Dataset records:
* * *
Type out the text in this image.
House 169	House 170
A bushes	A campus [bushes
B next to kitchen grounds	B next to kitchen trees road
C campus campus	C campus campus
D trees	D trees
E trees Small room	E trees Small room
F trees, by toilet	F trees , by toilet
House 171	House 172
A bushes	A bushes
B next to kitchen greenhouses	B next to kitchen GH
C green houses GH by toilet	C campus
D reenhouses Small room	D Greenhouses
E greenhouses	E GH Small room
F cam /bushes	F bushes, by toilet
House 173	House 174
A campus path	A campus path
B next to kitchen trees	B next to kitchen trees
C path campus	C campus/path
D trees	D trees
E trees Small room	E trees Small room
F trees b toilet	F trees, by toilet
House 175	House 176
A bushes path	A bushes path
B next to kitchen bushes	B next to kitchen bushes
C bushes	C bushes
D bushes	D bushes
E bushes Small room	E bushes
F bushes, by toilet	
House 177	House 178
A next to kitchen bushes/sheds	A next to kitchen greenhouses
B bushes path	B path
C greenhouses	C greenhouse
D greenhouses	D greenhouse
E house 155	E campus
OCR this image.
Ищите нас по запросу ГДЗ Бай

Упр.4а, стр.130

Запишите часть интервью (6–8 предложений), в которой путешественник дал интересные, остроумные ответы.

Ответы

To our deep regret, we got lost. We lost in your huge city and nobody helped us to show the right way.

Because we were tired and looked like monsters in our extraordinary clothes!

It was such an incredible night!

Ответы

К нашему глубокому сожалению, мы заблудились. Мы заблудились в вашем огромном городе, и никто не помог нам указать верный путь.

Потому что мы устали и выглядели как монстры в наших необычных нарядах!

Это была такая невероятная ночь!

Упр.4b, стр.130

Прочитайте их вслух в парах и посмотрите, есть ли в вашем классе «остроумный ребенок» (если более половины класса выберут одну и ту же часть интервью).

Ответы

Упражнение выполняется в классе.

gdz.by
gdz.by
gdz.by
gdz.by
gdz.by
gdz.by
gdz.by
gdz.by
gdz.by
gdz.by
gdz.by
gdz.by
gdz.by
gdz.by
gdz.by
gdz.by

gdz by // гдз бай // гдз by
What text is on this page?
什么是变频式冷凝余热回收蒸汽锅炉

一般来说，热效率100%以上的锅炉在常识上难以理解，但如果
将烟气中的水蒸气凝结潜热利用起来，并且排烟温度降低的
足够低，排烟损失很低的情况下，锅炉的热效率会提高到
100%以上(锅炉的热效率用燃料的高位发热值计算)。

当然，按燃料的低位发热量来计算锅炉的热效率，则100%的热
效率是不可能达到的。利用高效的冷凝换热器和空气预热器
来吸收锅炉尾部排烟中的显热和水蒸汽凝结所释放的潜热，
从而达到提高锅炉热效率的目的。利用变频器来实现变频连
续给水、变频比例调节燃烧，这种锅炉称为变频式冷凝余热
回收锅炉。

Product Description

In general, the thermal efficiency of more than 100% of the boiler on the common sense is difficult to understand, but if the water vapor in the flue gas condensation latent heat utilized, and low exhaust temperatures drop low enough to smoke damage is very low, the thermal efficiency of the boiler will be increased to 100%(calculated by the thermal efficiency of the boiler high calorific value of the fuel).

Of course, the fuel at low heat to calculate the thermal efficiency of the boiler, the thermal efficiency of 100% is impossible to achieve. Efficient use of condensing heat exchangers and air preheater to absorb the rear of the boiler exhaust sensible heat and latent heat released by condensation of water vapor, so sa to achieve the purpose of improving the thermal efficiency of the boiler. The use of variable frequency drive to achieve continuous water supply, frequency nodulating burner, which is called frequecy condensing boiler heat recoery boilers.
* * *
> Work to complete: From the first line to the last, please quote the material above exactly.

> Solution to this problem:
Type out the text in this image.
House 169	House 170
A bushes	A campus [bushes
B next to kitchen grounds	B next to kitchen trees road
C campus campus	C campus campus
D trees	D trees
E trees Small room	E trees Small room
F trees, by toilet	F trees , by toilet
House 171	House 172
A bushes	A bushes
B next to kitchen greenhouses	B next to kitchen GH
C green houses GH by toilet	C campus
D reenhouses Small room	D Greenhouses
E greenhouses	E GH Small room
F cam /bushes	F bushes, by toilet
House 173	House 174
A campus path	A campus path
B next to kitchen trees	B next to kitchen trees
C path campus	C campus/path
D trees	D trees
E trees Small room	E trees Small room
F trees b toilet	F trees, by toilet
House 175	House 176
A bushes path	A bushes path
B next to kitchen bushes	B next to kitchen bushes
C bushes	C bushes
D bushes	D bushes
E bushes Small room	E bushes
F bushes, by toilet	
House 177	House 178
A next to kitchen bushes/sheds	A next to kitchen greenhouses
B bushes path	B path
C greenhouses	C greenhouse
D greenhouses	D greenhouse
E house 155	E campus
OCR this image.
Ищите нас по запросу ГДЗ Бай

Упр.4а, стр.130

Запишите часть интервью (6–8 предложений), в которой путешественник дал интересные, остроумные ответы.

Ответы

To our deep regret, we got lost. We lost in your huge city and nobody helped us to show the right way.

Because we were tired and looked like monsters in our extraordinary clothes!

It was such an incredible night!

Ответы

К нашему глубокому сожалению, мы заблудились. Мы заблудились в вашем огромном городе, и никто не помог нам указать верный путь.

Потому что мы устали и выглядели как монстры в наших необычных нарядах!

Это была такая невероятная ночь!

Упр.4b, стр.130

Прочитайте их вслух в парах и посмотрите, есть ли в вашем классе «остроумный ребенок» (если более половины класса выберут одну и ту же часть интервью).

Ответы

Упражнение выполняется в классе.

gdz.by
gdz.by
gdz.by
gdz.by
gdz.by
gdz.by
gdz.by
gdz.by
gdz.by
gdz.by
gdz.by
gdz.by
gdz.by
gdz.by
gdz.by
gdz.by

gdz by // гдз бай // гдз by
What text is on this page?
什么是变频式冷凝余热回收蒸汽锅炉

一般来说，热效率100%以上的锅炉在常识上难以理解，但如果
将烟气中的水蒸气凝结潜热利用起来，并且排烟温度降低的
足够低，排烟损失很低的情况下，锅炉的热效率会提高到
100%以上(锅炉的热效率用燃料的高位发热值计算)。

当然，按燃料的低位发热量来计算锅炉的热效率，则100%的热
效率是不可能达到的。利用高效的冷凝换热器和空气预热器
来吸收锅炉尾部排烟中的显热和水蒸汽凝结所释放的潜热，
从而达到提高锅炉热效率的目的。利用变频器来实现变频连
续给水、变频比例调节燃烧，这种锅炉称为变频式冷凝余热
回收锅炉。

Product Description

In general, the thermal efficiency of more than 100% of the boiler on the common sense is difficult to understand, but if the water vapor in the flue gas condensation latent heat utilized, and low exhaust temperatures drop low enough to smoke damage is very low, the thermal efficiency of the boiler will be increased to 100%(calculated by the thermal efficiency of the boiler high calorific value of the fuel).

Of course, the fuel at low heat to calculate the thermal efficiency of the boiler, the thermal efficiency of 100% is impossible to achieve. Efficient use of condensing heat exchangers and air preheater to absorb the rear of the boiler exhaust sensible heat and latent heat released by condensation of water vapor, so sa to achieve the purpose of improving the thermal efficiency of the boiler. The use of variable frequency drive to achieve continuous water supply, frequency nodulating burner, which is called frequecy condensing boiler heat recoery boilers.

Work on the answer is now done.